(Records from a collection)
***

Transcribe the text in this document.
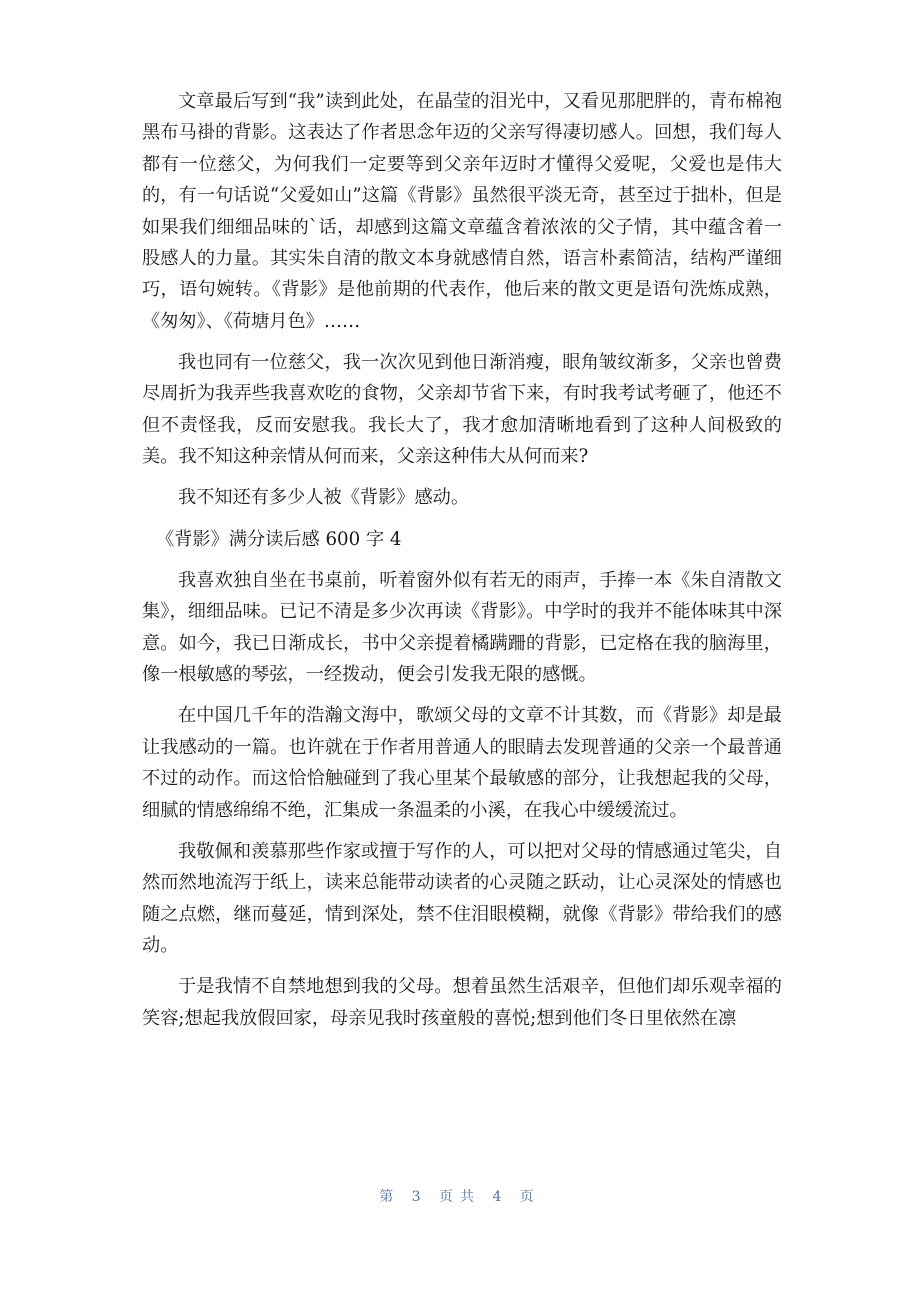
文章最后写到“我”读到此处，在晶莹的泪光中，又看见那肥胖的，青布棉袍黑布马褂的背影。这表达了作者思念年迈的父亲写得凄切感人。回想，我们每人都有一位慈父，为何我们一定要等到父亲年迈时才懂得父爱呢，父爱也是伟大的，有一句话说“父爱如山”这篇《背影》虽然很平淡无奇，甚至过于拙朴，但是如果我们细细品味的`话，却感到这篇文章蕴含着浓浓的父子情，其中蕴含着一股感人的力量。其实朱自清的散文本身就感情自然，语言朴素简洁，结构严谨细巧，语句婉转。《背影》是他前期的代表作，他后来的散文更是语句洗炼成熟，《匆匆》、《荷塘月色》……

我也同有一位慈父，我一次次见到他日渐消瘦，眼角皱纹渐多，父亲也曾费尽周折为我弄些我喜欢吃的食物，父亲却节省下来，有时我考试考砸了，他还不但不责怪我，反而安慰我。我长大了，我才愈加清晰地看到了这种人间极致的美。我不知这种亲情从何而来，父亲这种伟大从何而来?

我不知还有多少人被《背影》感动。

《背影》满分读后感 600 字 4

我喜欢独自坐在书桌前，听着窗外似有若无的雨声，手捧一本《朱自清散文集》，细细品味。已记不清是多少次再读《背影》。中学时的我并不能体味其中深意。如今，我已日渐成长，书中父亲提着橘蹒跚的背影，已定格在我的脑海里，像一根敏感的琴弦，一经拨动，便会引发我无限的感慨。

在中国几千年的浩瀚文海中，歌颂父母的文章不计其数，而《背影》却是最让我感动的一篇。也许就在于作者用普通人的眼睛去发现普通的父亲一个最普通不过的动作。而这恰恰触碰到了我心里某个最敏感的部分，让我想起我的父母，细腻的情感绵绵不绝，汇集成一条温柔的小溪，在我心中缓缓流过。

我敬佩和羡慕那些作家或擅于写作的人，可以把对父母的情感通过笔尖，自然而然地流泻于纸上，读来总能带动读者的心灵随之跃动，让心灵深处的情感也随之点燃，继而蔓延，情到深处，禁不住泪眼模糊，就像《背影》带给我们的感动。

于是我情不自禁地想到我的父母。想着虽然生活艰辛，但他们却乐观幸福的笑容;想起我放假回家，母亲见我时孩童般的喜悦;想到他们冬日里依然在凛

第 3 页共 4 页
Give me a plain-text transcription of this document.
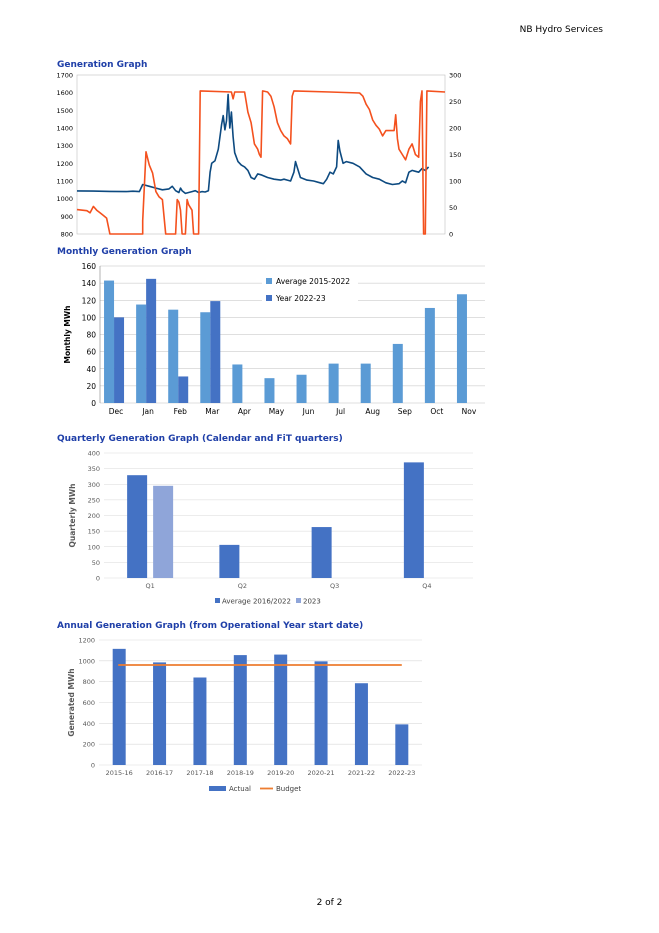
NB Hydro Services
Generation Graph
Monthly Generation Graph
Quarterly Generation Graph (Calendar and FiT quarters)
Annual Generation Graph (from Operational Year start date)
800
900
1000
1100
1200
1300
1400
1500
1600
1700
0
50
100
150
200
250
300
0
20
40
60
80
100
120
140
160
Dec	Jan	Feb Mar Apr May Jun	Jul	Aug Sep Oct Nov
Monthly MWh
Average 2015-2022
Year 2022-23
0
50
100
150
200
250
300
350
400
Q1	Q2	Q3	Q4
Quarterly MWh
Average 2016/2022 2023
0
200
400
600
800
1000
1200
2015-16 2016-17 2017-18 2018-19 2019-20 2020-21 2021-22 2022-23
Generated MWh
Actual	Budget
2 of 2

***

## DIRECTION
Repeat each entry exactly as it appears; skip any picture.

## REPLY TO THE TASK
Transcribe the text in this document.
文章最后写到“我”读到此处，在晶莹的泪光中，又看见那肥胖的，青布棉袍黑布马褂的背影。这表达了作者思念年迈的父亲写得凄切感人。回想，我们每人都有一位慈父，为何我们一定要等到父亲年迈时才懂得父爱呢，父爱也是伟大的，有一句话说“父爱如山”这篇《背影》虽然很平淡无奇，甚至过于拙朴，但是如果我们细细品味的`话，却感到这篇文章蕴含着浓浓的父子情，其中蕴含着一股感人的力量。其实朱自清的散文本身就感情自然，语言朴素简洁，结构严谨细巧，语句婉转。《背影》是他前期的代表作，他后来的散文更是语句洗炼成熟，《匆匆》、《荷塘月色》……

我也同有一位慈父，我一次次见到他日渐消瘦，眼角皱纹渐多，父亲也曾费尽周折为我弄些我喜欢吃的食物，父亲却节省下来，有时我考试考砸了，他还不但不责怪我，反而安慰我。我长大了，我才愈加清晰地看到了这种人间极致的美。我不知这种亲情从何而来，父亲这种伟大从何而来?

我不知还有多少人被《背影》感动。

《背影》满分读后感 600 字 4

我喜欢独自坐在书桌前，听着窗外似有若无的雨声，手捧一本《朱自清散文集》，细细品味。已记不清是多少次再读《背影》。中学时的我并不能体味其中深意。如今，我已日渐成长，书中父亲提着橘蹒跚的背影，已定格在我的脑海里，像一根敏感的琴弦，一经拨动，便会引发我无限的感慨。

在中国几千年的浩瀚文海中，歌颂父母的文章不计其数，而《背影》却是最让我感动的一篇。也许就在于作者用普通人的眼睛去发现普通的父亲一个最普通不过的动作。而这恰恰触碰到了我心里某个最敏感的部分，让我想起我的父母，细腻的情感绵绵不绝，汇集成一条温柔的小溪，在我心中缓缓流过。

我敬佩和羡慕那些作家或擅于写作的人，可以把对父母的情感通过笔尖，自然而然地流泻于纸上，读来总能带动读者的心灵随之跃动，让心灵深处的情感也随之点燃，继而蔓延，情到深处，禁不住泪眼模糊，就像《背影》带给我们的感动。

于是我情不自禁地想到我的父母。想着虽然生活艰辛，但他们却乐观幸福的笑容;想起我放假回家，母亲见我时孩童般的喜悦;想到他们冬日里依然在凛

第 3 页共 4 页
Give me a plain-text transcription of this document.
NB Hydro Services
Generation Graph
Monthly Generation Graph
Quarterly Generation Graph (Calendar and FiT quarters)
Annual Generation Graph (from Operational Year start date)
800
900
1000
1100
1200
1300
1400
1500
1600
1700
0
50
100
150
200
250
300
0
20
40
60
80
100
120
140
160
Dec	Jan	Feb Mar Apr May Jun	Jul	Aug Sep Oct Nov
Monthly MWh
Average 2015-2022
Year 2022-23
0
50
100
150
200
250
300
350
400
Q1	Q2	Q3	Q4
Quarterly MWh
Average 2016/2022 2023
0
200
400
600
800
1000
1200
2015-16 2016-17 2017-18 2018-19 2019-20 2020-21 2021-22 2022-23
Generated MWh
Actual	Budget
2 of 2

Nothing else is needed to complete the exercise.